(Items listed in a dataset)
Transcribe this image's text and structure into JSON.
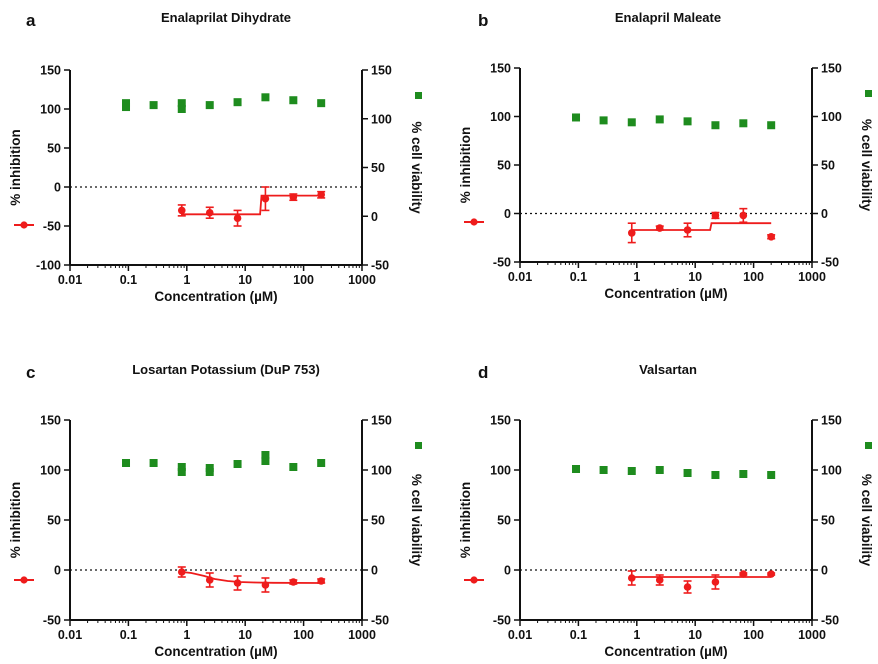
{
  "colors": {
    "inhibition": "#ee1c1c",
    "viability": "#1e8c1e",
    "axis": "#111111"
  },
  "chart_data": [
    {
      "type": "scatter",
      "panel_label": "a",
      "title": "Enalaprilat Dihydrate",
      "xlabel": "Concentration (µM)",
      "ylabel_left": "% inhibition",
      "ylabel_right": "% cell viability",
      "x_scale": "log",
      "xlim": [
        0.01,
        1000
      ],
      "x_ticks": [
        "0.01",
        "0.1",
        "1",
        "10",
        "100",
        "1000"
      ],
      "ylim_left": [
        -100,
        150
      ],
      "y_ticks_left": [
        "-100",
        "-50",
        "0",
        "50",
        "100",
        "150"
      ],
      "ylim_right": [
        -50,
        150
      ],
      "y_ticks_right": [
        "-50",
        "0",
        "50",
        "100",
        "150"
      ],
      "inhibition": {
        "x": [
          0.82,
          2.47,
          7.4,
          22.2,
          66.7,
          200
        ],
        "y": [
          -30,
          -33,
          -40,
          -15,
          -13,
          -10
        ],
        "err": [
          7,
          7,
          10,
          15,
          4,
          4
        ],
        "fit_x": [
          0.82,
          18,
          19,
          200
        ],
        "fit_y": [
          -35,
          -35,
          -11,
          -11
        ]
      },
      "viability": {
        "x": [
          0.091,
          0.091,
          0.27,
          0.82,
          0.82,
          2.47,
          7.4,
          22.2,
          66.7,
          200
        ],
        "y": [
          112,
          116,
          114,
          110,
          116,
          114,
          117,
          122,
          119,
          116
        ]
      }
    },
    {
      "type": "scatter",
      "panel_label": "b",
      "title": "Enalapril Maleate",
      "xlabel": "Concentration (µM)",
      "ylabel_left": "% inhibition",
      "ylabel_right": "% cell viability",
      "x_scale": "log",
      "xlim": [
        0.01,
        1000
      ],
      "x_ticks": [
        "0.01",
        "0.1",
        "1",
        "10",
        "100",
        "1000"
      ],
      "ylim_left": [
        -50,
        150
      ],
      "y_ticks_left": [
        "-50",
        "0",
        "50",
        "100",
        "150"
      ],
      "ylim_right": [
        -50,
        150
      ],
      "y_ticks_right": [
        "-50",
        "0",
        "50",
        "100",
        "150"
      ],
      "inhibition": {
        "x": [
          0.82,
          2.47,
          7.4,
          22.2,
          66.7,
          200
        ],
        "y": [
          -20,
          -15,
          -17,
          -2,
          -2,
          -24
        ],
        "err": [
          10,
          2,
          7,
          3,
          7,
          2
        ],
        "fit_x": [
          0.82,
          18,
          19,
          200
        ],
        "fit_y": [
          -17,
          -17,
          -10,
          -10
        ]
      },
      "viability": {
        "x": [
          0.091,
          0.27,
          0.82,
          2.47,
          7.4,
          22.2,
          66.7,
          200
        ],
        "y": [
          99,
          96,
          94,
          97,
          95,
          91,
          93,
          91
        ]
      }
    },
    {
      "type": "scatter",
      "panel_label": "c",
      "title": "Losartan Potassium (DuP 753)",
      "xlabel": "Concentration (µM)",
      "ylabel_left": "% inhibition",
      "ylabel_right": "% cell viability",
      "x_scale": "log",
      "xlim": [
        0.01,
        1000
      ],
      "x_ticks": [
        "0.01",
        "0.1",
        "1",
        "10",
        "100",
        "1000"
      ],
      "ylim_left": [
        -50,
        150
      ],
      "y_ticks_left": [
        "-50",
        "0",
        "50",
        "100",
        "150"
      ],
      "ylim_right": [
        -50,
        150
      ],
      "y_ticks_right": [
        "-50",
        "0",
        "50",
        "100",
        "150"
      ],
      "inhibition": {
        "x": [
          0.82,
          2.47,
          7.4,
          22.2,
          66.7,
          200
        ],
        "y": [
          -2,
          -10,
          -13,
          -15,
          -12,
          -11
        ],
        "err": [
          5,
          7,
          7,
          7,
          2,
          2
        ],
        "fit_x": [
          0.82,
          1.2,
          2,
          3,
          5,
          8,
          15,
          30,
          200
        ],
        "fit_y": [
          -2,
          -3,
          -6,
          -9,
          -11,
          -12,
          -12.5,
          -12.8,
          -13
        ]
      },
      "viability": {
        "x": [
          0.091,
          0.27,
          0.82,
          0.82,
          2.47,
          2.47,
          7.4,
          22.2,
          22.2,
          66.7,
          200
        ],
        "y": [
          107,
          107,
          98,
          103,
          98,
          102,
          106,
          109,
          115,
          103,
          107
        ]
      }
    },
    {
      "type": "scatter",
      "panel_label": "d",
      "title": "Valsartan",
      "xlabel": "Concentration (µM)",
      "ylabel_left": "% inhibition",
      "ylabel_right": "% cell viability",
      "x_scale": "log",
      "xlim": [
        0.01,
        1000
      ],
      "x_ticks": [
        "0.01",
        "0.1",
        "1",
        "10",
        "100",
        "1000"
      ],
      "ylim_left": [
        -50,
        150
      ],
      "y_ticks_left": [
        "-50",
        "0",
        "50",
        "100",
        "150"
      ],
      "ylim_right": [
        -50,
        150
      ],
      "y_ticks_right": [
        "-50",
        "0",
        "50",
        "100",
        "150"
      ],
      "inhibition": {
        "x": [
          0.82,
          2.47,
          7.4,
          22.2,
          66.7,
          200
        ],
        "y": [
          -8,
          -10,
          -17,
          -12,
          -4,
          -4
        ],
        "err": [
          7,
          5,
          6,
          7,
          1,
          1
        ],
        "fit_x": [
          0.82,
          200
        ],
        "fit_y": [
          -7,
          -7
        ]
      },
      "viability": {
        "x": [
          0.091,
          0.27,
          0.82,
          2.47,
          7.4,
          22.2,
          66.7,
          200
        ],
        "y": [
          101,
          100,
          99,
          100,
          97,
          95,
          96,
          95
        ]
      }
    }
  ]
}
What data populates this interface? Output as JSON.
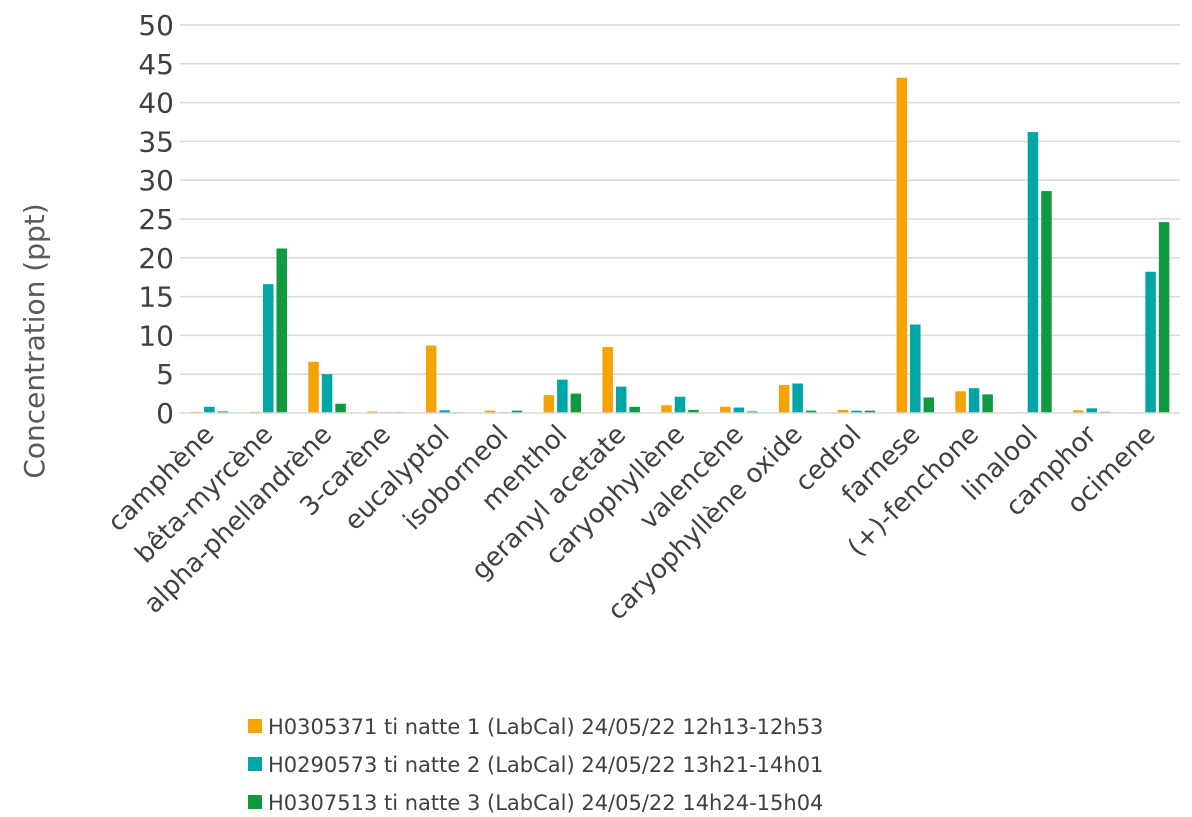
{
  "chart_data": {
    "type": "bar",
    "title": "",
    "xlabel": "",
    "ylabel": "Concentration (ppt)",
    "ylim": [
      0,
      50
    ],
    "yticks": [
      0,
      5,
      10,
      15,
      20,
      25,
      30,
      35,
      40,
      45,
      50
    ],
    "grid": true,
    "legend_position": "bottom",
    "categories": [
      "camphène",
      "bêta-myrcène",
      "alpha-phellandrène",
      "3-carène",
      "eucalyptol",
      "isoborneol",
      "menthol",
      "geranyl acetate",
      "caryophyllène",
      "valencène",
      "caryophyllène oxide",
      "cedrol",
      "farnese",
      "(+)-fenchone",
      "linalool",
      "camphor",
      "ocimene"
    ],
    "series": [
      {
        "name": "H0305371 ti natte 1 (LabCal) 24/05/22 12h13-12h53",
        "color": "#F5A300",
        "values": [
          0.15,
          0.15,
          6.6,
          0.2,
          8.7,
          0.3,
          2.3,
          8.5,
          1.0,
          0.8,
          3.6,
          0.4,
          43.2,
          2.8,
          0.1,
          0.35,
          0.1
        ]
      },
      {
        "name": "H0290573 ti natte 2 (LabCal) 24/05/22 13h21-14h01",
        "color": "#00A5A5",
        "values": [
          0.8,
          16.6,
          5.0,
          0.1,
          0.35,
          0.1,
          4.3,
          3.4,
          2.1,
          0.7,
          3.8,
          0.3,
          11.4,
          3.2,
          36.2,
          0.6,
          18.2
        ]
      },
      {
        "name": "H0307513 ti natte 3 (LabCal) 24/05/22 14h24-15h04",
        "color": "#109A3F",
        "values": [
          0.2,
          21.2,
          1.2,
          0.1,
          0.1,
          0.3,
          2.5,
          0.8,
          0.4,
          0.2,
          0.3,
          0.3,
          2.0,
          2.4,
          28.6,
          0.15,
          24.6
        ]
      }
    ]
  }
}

◆ **AIM**
Exclude every picture and copy the remaining data exactly.

◆ **RESULT FOR THIS TASK**
Transcribe this image's text and structure into JSON.
{
  "colors": {
    "inhibition": "#ee1c1c",
    "viability": "#1e8c1e",
    "axis": "#111111"
  },
  "chart_data": [
    {
      "type": "scatter",
      "panel_label": "a",
      "title": "Enalaprilat Dihydrate",
      "xlabel": "Concentration (µM)",
      "ylabel_left": "% inhibition",
      "ylabel_right": "% cell viability",
      "x_scale": "log",
      "xlim": [
        0.01,
        1000
      ],
      "x_ticks": [
        "0.01",
        "0.1",
        "1",
        "10",
        "100",
        "1000"
      ],
      "ylim_left": [
        -100,
        150
      ],
      "y_ticks_left": [
        "-100",
        "-50",
        "0",
        "50",
        "100",
        "150"
      ],
      "ylim_right": [
        -50,
        150
      ],
      "y_ticks_right": [
        "-50",
        "0",
        "50",
        "100",
        "150"
      ],
      "inhibition": {
        "x": [
          0.82,
          2.47,
          7.4,
          22.2,
          66.7,
          200
        ],
        "y": [
          -30,
          -33,
          -40,
          -15,
          -13,
          -10
        ],
        "err": [
          7,
          7,
          10,
          15,
          4,
          4
        ],
        "fit_x": [
          0.82,
          18,
          19,
          200
        ],
        "fit_y": [
          -35,
          -35,
          -11,
          -11
        ]
      },
      "viability": {
        "x": [
          0.091,
          0.091,
          0.27,
          0.82,
          0.82,
          2.47,
          7.4,
          22.2,
          66.7,
          200
        ],
        "y": [
          112,
          116,
          114,
          110,
          116,
          114,
          117,
          122,
          119,
          116
        ]
      }
    },
    {
      "type": "scatter",
      "panel_label": "b",
      "title": "Enalapril Maleate",
      "xlabel": "Concentration (µM)",
      "ylabel_left": "% inhibition",
      "ylabel_right": "% cell viability",
      "x_scale": "log",
      "xlim": [
        0.01,
        1000
      ],
      "x_ticks": [
        "0.01",
        "0.1",
        "1",
        "10",
        "100",
        "1000"
      ],
      "ylim_left": [
        -50,
        150
      ],
      "y_ticks_left": [
        "-50",
        "0",
        "50",
        "100",
        "150"
      ],
      "ylim_right": [
        -50,
        150
      ],
      "y_ticks_right": [
        "-50",
        "0",
        "50",
        "100",
        "150"
      ],
      "inhibition": {
        "x": [
          0.82,
          2.47,
          7.4,
          22.2,
          66.7,
          200
        ],
        "y": [
          -20,
          -15,
          -17,
          -2,
          -2,
          -24
        ],
        "err": [
          10,
          2,
          7,
          3,
          7,
          2
        ],
        "fit_x": [
          0.82,
          18,
          19,
          200
        ],
        "fit_y": [
          -17,
          -17,
          -10,
          -10
        ]
      },
      "viability": {
        "x": [
          0.091,
          0.27,
          0.82,
          2.47,
          7.4,
          22.2,
          66.7,
          200
        ],
        "y": [
          99,
          96,
          94,
          97,
          95,
          91,
          93,
          91
        ]
      }
    },
    {
      "type": "scatter",
      "panel_label": "c",
      "title": "Losartan Potassium (DuP 753)",
      "xlabel": "Concentration (µM)",
      "ylabel_left": "% inhibition",
      "ylabel_right": "% cell viability",
      "x_scale": "log",
      "xlim": [
        0.01,
        1000
      ],
      "x_ticks": [
        "0.01",
        "0.1",
        "1",
        "10",
        "100",
        "1000"
      ],
      "ylim_left": [
        -50,
        150
      ],
      "y_ticks_left": [
        "-50",
        "0",
        "50",
        "100",
        "150"
      ],
      "ylim_right": [
        -50,
        150
      ],
      "y_ticks_right": [
        "-50",
        "0",
        "50",
        "100",
        "150"
      ],
      "inhibition": {
        "x": [
          0.82,
          2.47,
          7.4,
          22.2,
          66.7,
          200
        ],
        "y": [
          -2,
          -10,
          -13,
          -15,
          -12,
          -11
        ],
        "err": [
          5,
          7,
          7,
          7,
          2,
          2
        ],
        "fit_x": [
          0.82,
          1.2,
          2,
          3,
          5,
          8,
          15,
          30,
          200
        ],
        "fit_y": [
          -2,
          -3,
          -6,
          -9,
          -11,
          -12,
          -12.5,
          -12.8,
          -13
        ]
      },
      "viability": {
        "x": [
          0.091,
          0.27,
          0.82,
          0.82,
          2.47,
          2.47,
          7.4,
          22.2,
          22.2,
          66.7,
          200
        ],
        "y": [
          107,
          107,
          98,
          103,
          98,
          102,
          106,
          109,
          115,
          103,
          107
        ]
      }
    },
    {
      "type": "scatter",
      "panel_label": "d",
      "title": "Valsartan",
      "xlabel": "Concentration (µM)",
      "ylabel_left": "% inhibition",
      "ylabel_right": "% cell viability",
      "x_scale": "log",
      "xlim": [
        0.01,
        1000
      ],
      "x_ticks": [
        "0.01",
        "0.1",
        "1",
        "10",
        "100",
        "1000"
      ],
      "ylim_left": [
        -50,
        150
      ],
      "y_ticks_left": [
        "-50",
        "0",
        "50",
        "100",
        "150"
      ],
      "ylim_right": [
        -50,
        150
      ],
      "y_ticks_right": [
        "-50",
        "0",
        "50",
        "100",
        "150"
      ],
      "inhibition": {
        "x": [
          0.82,
          2.47,
          7.4,
          22.2,
          66.7,
          200
        ],
        "y": [
          -8,
          -10,
          -17,
          -12,
          -4,
          -4
        ],
        "err": [
          7,
          5,
          6,
          7,
          1,
          1
        ],
        "fit_x": [
          0.82,
          200
        ],
        "fit_y": [
          -7,
          -7
        ]
      },
      "viability": {
        "x": [
          0.091,
          0.27,
          0.82,
          2.47,
          7.4,
          22.2,
          66.7,
          200
        ],
        "y": [
          101,
          100,
          99,
          100,
          97,
          95,
          96,
          95
        ]
      }
    }
  ]
}
What data populates this interface? Output as JSON.
{
  "chart_data": {
    "type": "bar",
    "title": "",
    "xlabel": "",
    "ylabel": "Concentration (ppt)",
    "ylim": [
      0,
      50
    ],
    "yticks": [
      0,
      5,
      10,
      15,
      20,
      25,
      30,
      35,
      40,
      45,
      50
    ],
    "grid": true,
    "legend_position": "bottom",
    "categories": [
      "camphène",
      "bêta-myrcène",
      "alpha-phellandrène",
      "3-carène",
      "eucalyptol",
      "isoborneol",
      "menthol",
      "geranyl acetate",
      "caryophyllène",
      "valencène",
      "caryophyllène oxide",
      "cedrol",
      "farnese",
      "(+)-fenchone",
      "linalool",
      "camphor",
      "ocimene"
    ],
    "series": [
      {
        "name": "H0305371 ti natte 1 (LabCal) 24/05/22 12h13-12h53",
        "color": "#F5A300",
        "values": [
          0.15,
          0.15,
          6.6,
          0.2,
          8.7,
          0.3,
          2.3,
          8.5,
          1.0,
          0.8,
          3.6,
          0.4,
          43.2,
          2.8,
          0.1,
          0.35,
          0.1
        ]
      },
      {
        "name": "H0290573 ti natte 2 (LabCal) 24/05/22 13h21-14h01",
        "color": "#00A5A5",
        "values": [
          0.8,
          16.6,
          5.0,
          0.1,
          0.35,
          0.1,
          4.3,
          3.4,
          2.1,
          0.7,
          3.8,
          0.3,
          11.4,
          3.2,
          36.2,
          0.6,
          18.2
        ]
      },
      {
        "name": "H0307513 ti natte 3 (LabCal) 24/05/22 14h24-15h04",
        "color": "#109A3F",
        "values": [
          0.2,
          21.2,
          1.2,
          0.1,
          0.1,
          0.3,
          2.5,
          0.8,
          0.4,
          0.2,
          0.3,
          0.3,
          2.0,
          2.4,
          28.6,
          0.15,
          24.6
        ]
      }
    ]
  }
}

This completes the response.